> **Problem to work on**
Reproduce all of the material exactly as shown.

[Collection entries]
·····
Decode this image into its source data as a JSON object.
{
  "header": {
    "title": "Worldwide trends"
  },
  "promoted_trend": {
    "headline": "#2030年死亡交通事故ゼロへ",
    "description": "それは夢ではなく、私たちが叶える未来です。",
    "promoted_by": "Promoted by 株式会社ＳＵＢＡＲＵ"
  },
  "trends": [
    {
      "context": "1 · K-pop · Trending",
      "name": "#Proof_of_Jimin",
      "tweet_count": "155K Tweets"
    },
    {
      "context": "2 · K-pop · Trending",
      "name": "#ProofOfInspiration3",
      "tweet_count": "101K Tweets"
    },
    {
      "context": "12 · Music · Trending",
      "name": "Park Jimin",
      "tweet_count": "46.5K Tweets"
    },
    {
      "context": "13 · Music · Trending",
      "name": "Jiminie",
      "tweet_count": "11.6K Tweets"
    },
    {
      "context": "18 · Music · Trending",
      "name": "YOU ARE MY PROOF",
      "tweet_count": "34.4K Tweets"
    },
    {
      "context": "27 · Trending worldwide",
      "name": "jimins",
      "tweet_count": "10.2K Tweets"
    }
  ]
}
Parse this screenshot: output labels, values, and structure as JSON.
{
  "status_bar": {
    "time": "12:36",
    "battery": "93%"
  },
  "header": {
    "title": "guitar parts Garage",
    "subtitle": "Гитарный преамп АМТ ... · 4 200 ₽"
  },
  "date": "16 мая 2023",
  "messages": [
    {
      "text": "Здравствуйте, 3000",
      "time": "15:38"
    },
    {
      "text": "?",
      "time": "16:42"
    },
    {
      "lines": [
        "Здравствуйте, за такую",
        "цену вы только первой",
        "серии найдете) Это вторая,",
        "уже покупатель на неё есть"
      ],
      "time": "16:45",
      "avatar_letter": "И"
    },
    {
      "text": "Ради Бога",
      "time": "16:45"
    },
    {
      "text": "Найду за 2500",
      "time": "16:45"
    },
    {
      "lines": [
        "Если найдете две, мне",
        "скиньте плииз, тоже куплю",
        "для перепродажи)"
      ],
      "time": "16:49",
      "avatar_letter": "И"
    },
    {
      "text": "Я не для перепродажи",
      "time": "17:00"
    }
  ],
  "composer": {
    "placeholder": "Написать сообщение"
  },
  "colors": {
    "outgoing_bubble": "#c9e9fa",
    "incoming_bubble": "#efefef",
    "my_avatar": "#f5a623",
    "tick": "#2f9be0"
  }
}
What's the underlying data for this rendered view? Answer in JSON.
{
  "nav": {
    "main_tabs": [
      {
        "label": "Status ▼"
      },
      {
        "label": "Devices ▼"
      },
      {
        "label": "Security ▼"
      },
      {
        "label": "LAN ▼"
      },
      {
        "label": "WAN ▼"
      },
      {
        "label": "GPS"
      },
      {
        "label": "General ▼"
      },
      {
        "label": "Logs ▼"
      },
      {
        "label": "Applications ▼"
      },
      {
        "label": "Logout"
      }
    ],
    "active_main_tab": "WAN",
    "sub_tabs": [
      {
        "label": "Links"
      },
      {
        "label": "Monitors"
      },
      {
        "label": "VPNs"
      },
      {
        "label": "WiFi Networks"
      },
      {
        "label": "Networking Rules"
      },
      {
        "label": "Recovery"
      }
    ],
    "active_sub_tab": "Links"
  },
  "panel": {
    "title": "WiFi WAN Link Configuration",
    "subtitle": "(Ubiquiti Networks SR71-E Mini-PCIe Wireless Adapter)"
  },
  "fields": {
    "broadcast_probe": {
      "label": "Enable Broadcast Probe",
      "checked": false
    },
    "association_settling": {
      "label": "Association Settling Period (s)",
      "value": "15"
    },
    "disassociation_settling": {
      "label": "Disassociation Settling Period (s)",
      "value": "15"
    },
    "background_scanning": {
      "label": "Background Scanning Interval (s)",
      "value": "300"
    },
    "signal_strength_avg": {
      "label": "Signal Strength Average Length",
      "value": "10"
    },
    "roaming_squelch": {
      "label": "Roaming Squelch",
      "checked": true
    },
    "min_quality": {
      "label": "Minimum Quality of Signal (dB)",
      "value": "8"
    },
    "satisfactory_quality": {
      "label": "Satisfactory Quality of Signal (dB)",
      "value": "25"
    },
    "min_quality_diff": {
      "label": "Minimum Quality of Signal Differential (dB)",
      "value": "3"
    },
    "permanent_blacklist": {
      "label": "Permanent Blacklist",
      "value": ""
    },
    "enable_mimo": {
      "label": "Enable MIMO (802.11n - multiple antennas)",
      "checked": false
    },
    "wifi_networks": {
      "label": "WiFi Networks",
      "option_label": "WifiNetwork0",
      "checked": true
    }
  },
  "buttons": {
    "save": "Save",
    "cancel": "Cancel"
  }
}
·····
> **Solved exercise**
Decode this image into its source data as a JSON object.
{
  "header": {
    "title": "Worldwide trends"
  },
  "promoted_trend": {
    "headline": "#2030年死亡交通事故ゼロへ",
    "description": "それは夢ではなく、私たちが叶える未来です。",
    "promoted_by": "Promoted by 株式会社ＳＵＢＡＲＵ"
  },
  "trends": [
    {
      "context": "1 · K-pop · Trending",
      "name": "#Proof_of_Jimin",
      "tweet_count": "155K Tweets"
    },
    {
      "context": "2 · K-pop · Trending",
      "name": "#ProofOfInspiration3",
      "tweet_count": "101K Tweets"
    },
    {
      "context": "12 · Music · Trending",
      "name": "Park Jimin",
      "tweet_count": "46.5K Tweets"
    },
    {
      "context": "13 · Music · Trending",
      "name": "Jiminie",
      "tweet_count": "11.6K Tweets"
    },
    {
      "context": "18 · Music · Trending",
      "name": "YOU ARE MY PROOF",
      "tweet_count": "34.4K Tweets"
    },
    {
      "context": "27 · Trending worldwide",
      "name": "jimins",
      "tweet_count": "10.2K Tweets"
    }
  ]
}
Parse this screenshot: output labels, values, and structure as JSON.
{
  "status_bar": {
    "time": "12:36",
    "battery": "93%"
  },
  "header": {
    "title": "guitar parts Garage",
    "subtitle": "Гитарный преамп АМТ ... · 4 200 ₽"
  },
  "date": "16 мая 2023",
  "messages": [
    {
      "text": "Здравствуйте, 3000",
      "time": "15:38"
    },
    {
      "text": "?",
      "time": "16:42"
    },
    {
      "lines": [
        "Здравствуйте, за такую",
        "цену вы только первой",
        "серии найдете) Это вторая,",
        "уже покупатель на неё есть"
      ],
      "time": "16:45",
      "avatar_letter": "И"
    },
    {
      "text": "Ради Бога",
      "time": "16:45"
    },
    {
      "text": "Найду за 2500",
      "time": "16:45"
    },
    {
      "lines": [
        "Если найдете две, мне",
        "скиньте плииз, тоже куплю",
        "для перепродажи)"
      ],
      "time": "16:49",
      "avatar_letter": "И"
    },
    {
      "text": "Я не для перепродажи",
      "time": "17:00"
    }
  ],
  "composer": {
    "placeholder": "Написать сообщение"
  },
  "colors": {
    "outgoing_bubble": "#c9e9fa",
    "incoming_bubble": "#efefef",
    "my_avatar": "#f5a623",
    "tick": "#2f9be0"
  }
}
What's the underlying data for this rendered view? Answer in JSON.
{
  "nav": {
    "main_tabs": [
      {
        "label": "Status ▼"
      },
      {
        "label": "Devices ▼"
      },
      {
        "label": "Security ▼"
      },
      {
        "label": "LAN ▼"
      },
      {
        "label": "WAN ▼"
      },
      {
        "label": "GPS"
      },
      {
        "label": "General ▼"
      },
      {
        "label": "Logs ▼"
      },
      {
        "label": "Applications ▼"
      },
      {
        "label": "Logout"
      }
    ],
    "active_main_tab": "WAN",
    "sub_tabs": [
      {
        "label": "Links"
      },
      {
        "label": "Monitors"
      },
      {
        "label": "VPNs"
      },
      {
        "label": "WiFi Networks"
      },
      {
        "label": "Networking Rules"
      },
      {
        "label": "Recovery"
      }
    ],
    "active_sub_tab": "Links"
  },
  "panel": {
    "title": "WiFi WAN Link Configuration",
    "subtitle": "(Ubiquiti Networks SR71-E Mini-PCIe Wireless Adapter)"
  },
  "fields": {
    "broadcast_probe": {
      "label": "Enable Broadcast Probe",
      "checked": false
    },
    "association_settling": {
      "label": "Association Settling Period (s)",
      "value": "15"
    },
    "disassociation_settling": {
      "label": "Disassociation Settling Period (s)",
      "value": "15"
    },
    "background_scanning": {
      "label": "Background Scanning Interval (s)",
      "value": "300"
    },
    "signal_strength_avg": {
      "label": "Signal Strength Average Length",
      "value": "10"
    },
    "roaming_squelch": {
      "label": "Roaming Squelch",
      "checked": true
    },
    "min_quality": {
      "label": "Minimum Quality of Signal (dB)",
      "value": "8"
    },
    "satisfactory_quality": {
      "label": "Satisfactory Quality of Signal (dB)",
      "value": "25"
    },
    "min_quality_diff": {
      "label": "Minimum Quality of Signal Differential (dB)",
      "value": "3"
    },
    "permanent_blacklist": {
      "label": "Permanent Blacklist",
      "value": ""
    },
    "enable_mimo": {
      "label": "Enable MIMO (802.11n - multiple antennas)",
      "checked": false
    },
    "wifi_networks": {
      "label": "WiFi Networks",
      "option_label": "WifiNetwork0",
      "checked": true
    }
  },
  "buttons": {
    "save": "Save",
    "cancel": "Cancel"
  }
}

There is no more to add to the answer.